**Exercise description:** Each entry must be reproduced precisely as it stands.

########

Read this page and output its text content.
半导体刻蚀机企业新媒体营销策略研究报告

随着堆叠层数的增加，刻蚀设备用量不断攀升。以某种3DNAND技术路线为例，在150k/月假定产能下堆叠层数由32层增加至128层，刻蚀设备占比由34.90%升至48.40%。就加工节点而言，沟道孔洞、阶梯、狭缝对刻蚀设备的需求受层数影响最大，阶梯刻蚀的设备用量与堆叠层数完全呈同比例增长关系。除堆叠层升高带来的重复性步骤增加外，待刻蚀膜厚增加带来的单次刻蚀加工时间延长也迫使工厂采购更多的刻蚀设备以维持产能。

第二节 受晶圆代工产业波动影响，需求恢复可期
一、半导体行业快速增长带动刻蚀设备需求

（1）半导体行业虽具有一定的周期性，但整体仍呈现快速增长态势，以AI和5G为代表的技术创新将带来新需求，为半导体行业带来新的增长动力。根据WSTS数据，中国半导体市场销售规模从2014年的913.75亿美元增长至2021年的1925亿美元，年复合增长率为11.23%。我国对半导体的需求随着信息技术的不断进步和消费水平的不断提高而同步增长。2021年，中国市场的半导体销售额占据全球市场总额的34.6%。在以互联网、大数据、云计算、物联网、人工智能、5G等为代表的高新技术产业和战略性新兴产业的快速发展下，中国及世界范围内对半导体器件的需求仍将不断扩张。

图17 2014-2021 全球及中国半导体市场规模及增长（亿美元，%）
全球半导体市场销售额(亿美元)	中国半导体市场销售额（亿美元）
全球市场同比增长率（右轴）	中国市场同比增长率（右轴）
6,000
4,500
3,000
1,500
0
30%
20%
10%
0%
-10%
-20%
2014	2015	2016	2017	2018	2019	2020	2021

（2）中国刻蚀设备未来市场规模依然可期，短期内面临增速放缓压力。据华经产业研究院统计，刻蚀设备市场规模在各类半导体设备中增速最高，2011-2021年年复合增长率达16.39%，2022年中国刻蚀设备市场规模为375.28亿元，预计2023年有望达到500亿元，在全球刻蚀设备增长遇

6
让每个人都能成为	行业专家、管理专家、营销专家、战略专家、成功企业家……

########

**The output:**
Read this page and output its text content.
半导体刻蚀机企业新媒体营销策略研究报告

随着堆叠层数的增加，刻蚀设备用量不断攀升。以某种3DNAND技术路线为例，在150k/月假定产能下堆叠层数由32层增加至128层，刻蚀设备占比由34.90%升至48.40%。就加工节点而言，沟道孔洞、阶梯、狭缝对刻蚀设备的需求受层数影响最大，阶梯刻蚀的设备用量与堆叠层数完全呈同比例增长关系。除堆叠层升高带来的重复性步骤增加外，待刻蚀膜厚增加带来的单次刻蚀加工时间延长也迫使工厂采购更多的刻蚀设备以维持产能。

第二节 受晶圆代工产业波动影响，需求恢复可期
一、半导体行业快速增长带动刻蚀设备需求

（1）半导体行业虽具有一定的周期性，但整体仍呈现快速增长态势，以AI和5G为代表的技术创新将带来新需求，为半导体行业带来新的增长动力。根据WSTS数据，中国半导体市场销售规模从2014年的913.75亿美元增长至2021年的1925亿美元，年复合增长率为11.23%。我国对半导体的需求随着信息技术的不断进步和消费水平的不断提高而同步增长。2021年，中国市场的半导体销售额占据全球市场总额的34.6%。在以互联网、大数据、云计算、物联网、人工智能、5G等为代表的高新技术产业和战略性新兴产业的快速发展下，中国及世界范围内对半导体器件的需求仍将不断扩张。

图17 2014-2021 全球及中国半导体市场规模及增长（亿美元，%）
全球半导体市场销售额(亿美元)	中国半导体市场销售额（亿美元）
全球市场同比增长率（右轴）	中国市场同比增长率（右轴）
6,000
4,500
3,000
1,500
0
30%
20%
10%
0%
-10%
-20%
2014	2015	2016	2017	2018	2019	2020	2021

（2）中国刻蚀设备未来市场规模依然可期，短期内面临增速放缓压力。据华经产业研究院统计，刻蚀设备市场规模在各类半导体设备中增速最高，2011-2021年年复合增长率达16.39%，2022年中国刻蚀设备市场规模为375.28亿元，预计2023年有望达到500亿元，在全球刻蚀设备增长遇

6
让每个人都能成为	行业专家、管理专家、营销专家、战略专家、成功企业家……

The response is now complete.